### DATA SHOWN
====================

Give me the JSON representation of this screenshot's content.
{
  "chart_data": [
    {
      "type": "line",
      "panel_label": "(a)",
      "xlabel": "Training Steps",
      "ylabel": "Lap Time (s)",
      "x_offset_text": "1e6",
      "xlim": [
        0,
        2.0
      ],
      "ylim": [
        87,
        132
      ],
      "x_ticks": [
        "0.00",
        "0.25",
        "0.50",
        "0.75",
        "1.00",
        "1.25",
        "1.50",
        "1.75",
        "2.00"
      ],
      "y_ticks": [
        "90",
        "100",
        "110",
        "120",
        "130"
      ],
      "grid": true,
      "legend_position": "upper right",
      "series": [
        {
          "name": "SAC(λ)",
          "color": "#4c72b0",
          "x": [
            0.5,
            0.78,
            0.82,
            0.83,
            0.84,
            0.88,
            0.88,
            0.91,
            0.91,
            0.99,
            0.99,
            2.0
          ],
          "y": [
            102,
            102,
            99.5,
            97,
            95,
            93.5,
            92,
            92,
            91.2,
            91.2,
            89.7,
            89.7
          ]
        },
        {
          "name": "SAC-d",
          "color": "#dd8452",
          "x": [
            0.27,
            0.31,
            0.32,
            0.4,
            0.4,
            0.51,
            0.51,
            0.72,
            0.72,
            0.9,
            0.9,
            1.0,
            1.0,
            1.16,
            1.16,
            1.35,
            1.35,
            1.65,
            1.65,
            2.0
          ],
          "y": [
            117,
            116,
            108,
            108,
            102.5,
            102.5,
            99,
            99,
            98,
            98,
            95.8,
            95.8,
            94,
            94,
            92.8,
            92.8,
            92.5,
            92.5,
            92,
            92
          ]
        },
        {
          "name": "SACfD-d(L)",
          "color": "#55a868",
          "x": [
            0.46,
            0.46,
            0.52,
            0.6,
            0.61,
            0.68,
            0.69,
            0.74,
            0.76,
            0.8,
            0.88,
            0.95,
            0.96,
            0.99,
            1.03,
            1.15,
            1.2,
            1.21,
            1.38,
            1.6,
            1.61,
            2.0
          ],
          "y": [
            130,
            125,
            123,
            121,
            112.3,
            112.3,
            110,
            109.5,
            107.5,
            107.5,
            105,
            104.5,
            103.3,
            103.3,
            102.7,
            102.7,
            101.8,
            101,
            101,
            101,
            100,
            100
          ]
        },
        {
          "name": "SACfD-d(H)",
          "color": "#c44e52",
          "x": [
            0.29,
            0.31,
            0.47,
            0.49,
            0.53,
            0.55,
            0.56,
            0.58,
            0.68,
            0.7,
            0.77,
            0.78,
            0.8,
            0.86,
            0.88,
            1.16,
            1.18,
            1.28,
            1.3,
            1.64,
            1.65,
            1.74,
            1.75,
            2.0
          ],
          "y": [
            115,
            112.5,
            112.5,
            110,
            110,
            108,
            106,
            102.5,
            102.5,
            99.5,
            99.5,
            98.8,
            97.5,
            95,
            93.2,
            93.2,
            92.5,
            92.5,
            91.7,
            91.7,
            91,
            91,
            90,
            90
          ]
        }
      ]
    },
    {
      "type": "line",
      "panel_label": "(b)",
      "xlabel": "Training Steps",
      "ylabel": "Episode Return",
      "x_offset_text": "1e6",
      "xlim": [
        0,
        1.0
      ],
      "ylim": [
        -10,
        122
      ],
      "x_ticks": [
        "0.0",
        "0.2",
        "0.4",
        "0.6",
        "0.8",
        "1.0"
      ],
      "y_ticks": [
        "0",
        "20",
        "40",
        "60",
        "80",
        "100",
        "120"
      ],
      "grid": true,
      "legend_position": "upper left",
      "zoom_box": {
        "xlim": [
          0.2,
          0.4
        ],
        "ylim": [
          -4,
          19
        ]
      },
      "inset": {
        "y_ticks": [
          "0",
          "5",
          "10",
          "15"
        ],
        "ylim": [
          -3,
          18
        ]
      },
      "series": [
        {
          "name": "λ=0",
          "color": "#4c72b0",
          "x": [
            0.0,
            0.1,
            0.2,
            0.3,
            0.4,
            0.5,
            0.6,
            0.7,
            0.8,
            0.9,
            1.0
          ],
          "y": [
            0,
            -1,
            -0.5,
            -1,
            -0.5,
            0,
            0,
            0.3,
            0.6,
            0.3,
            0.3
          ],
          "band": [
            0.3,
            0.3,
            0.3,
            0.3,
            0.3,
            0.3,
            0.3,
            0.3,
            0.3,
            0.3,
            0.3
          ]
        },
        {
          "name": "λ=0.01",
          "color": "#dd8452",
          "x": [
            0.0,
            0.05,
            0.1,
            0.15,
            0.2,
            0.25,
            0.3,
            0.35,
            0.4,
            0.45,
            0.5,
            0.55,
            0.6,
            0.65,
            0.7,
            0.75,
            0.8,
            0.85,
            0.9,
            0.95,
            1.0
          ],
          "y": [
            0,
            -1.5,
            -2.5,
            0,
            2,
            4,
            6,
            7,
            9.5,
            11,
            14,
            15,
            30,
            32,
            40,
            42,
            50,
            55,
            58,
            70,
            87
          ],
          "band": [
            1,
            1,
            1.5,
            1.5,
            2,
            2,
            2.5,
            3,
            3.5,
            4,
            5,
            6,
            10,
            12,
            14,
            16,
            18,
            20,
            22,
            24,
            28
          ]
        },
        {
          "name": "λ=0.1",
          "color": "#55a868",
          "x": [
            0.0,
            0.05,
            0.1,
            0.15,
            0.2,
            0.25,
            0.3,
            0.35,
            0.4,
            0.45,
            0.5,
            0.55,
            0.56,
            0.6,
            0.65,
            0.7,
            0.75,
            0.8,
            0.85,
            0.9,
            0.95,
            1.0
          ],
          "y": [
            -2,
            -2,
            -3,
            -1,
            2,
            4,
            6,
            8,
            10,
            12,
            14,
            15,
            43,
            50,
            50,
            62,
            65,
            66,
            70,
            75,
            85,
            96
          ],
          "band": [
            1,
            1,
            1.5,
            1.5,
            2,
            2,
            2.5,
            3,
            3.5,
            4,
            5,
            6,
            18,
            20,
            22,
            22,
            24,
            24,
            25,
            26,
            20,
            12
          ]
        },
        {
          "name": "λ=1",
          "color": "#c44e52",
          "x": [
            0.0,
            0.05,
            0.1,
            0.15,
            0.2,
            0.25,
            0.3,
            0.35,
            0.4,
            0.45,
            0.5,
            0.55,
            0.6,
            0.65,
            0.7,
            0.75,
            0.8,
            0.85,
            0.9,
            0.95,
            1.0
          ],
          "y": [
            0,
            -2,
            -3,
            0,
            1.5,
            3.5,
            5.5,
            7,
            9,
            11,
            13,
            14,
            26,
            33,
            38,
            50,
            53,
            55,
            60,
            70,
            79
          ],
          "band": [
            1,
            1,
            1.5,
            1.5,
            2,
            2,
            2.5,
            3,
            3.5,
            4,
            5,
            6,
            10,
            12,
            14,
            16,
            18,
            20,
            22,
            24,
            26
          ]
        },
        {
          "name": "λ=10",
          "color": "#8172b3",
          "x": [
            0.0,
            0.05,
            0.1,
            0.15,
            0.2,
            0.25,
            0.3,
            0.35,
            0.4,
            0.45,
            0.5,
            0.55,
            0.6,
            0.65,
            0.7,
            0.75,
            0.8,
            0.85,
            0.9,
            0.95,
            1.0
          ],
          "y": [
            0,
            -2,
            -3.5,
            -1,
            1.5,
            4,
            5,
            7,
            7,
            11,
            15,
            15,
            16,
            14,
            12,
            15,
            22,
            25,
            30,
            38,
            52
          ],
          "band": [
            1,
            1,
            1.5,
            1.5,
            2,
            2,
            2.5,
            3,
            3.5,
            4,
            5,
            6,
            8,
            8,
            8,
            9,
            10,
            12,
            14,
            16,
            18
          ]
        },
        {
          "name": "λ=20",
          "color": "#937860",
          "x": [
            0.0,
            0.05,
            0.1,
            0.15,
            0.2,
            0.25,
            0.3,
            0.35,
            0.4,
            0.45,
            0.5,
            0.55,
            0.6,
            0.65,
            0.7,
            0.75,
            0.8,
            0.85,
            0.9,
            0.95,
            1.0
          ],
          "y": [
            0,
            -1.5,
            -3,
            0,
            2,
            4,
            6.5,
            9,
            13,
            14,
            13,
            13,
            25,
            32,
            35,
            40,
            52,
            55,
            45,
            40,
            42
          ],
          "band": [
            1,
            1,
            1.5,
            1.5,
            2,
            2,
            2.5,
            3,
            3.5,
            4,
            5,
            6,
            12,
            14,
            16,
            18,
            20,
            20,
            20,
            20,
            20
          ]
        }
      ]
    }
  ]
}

====================

### REQUIRED TASK
Examine the records and pull out every line where the string "ylabel" occurs.

### ANSWER TO THE TASK
      "ylabel": "Lap Time (s)",
      "ylabel": "Episode Return",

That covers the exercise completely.